What needs to be done: State how many lines in these records contain the word "text", and nothing else.

(Dataset rows)
• • • •

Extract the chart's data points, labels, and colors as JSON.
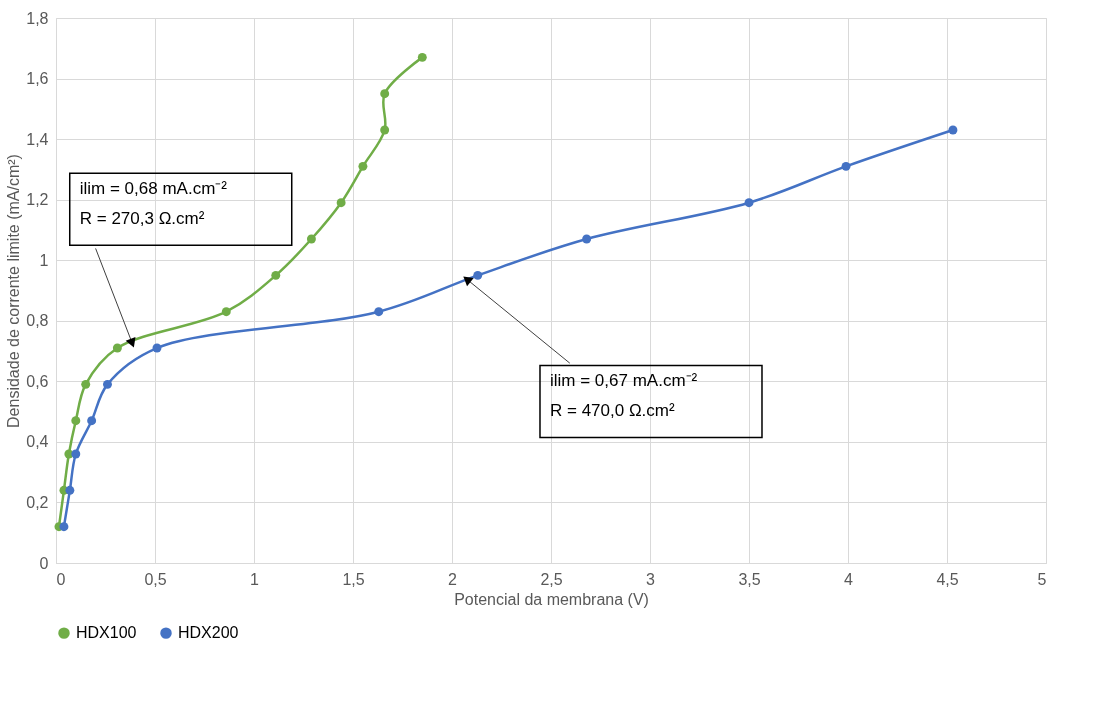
{
  "chart_data": {
    "type": "line",
    "xlabel": "Potencial da membrana (V)",
    "ylabel": "Densidade de corrente limite (mA/cm²)",
    "xlim": [
      0,
      5
    ],
    "ylim": [
      0,
      1.8
    ],
    "xticks": [
      0,
      {
        "value": 0.5,
        "label": "0,5"
      },
      1,
      {
        "value": 1.5,
        "label": "1,5"
      },
      2,
      {
        "value": 2.5,
        "label": "2,5"
      },
      3,
      {
        "value": 3.5,
        "label": "3,5"
      },
      4,
      {
        "value": 4.5,
        "label": "4,5"
      },
      5
    ],
    "yticks": [
      0,
      {
        "value": 0.2,
        "label": "0,2"
      },
      {
        "value": 0.4,
        "label": "0,4"
      },
      {
        "value": 0.6,
        "label": "0,6"
      },
      {
        "value": 0.8,
        "label": "0,8"
      },
      1,
      {
        "value": 1.2,
        "label": "1,2"
      },
      {
        "value": 1.4,
        "label": "1,4"
      },
      {
        "value": 1.6,
        "label": "1,6"
      },
      {
        "value": 1.8,
        "label": "1,8"
      }
    ],
    "grid": true,
    "legend": "bottom",
    "marker": "circle",
    "line_style": "solid",
    "series": [
      {
        "name": "HDX100",
        "color": "#70ad47",
        "x": [
          0.015,
          0.04,
          0.065,
          0.1,
          0.15,
          0.31,
          0.86,
          1.11,
          1.29,
          1.44,
          1.55,
          1.66,
          1.66,
          1.85
        ],
        "values": [
          0.12,
          0.24,
          0.36,
          0.47,
          0.59,
          0.71,
          0.83,
          0.95,
          1.07,
          1.19,
          1.31,
          1.43,
          1.55,
          1.67
        ]
      },
      {
        "name": "HDX200",
        "color": "#4472c4",
        "x": [
          0.04,
          0.07,
          0.1,
          0.18,
          0.26,
          0.51,
          1.63,
          2.13,
          2.68,
          3.5,
          3.99,
          4.53
        ],
        "values": [
          0.12,
          0.24,
          0.36,
          0.47,
          0.59,
          0.71,
          0.83,
          0.95,
          1.07,
          1.19,
          1.31,
          1.43
        ]
      }
    ],
    "annotations": [
      {
        "text": "ilim = 0,68 mA.cm⁻²\nR = 270,3 Ω.cm²",
        "x": 0.385,
        "y": 0.726
      },
      {
        "text": "ilim = 0,67 mA.cm⁻²\nR = 470,0 Ω.cm²",
        "x": 2.075,
        "y": 0.937
      }
    ]
  }
}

• • • •

Response to this task: 2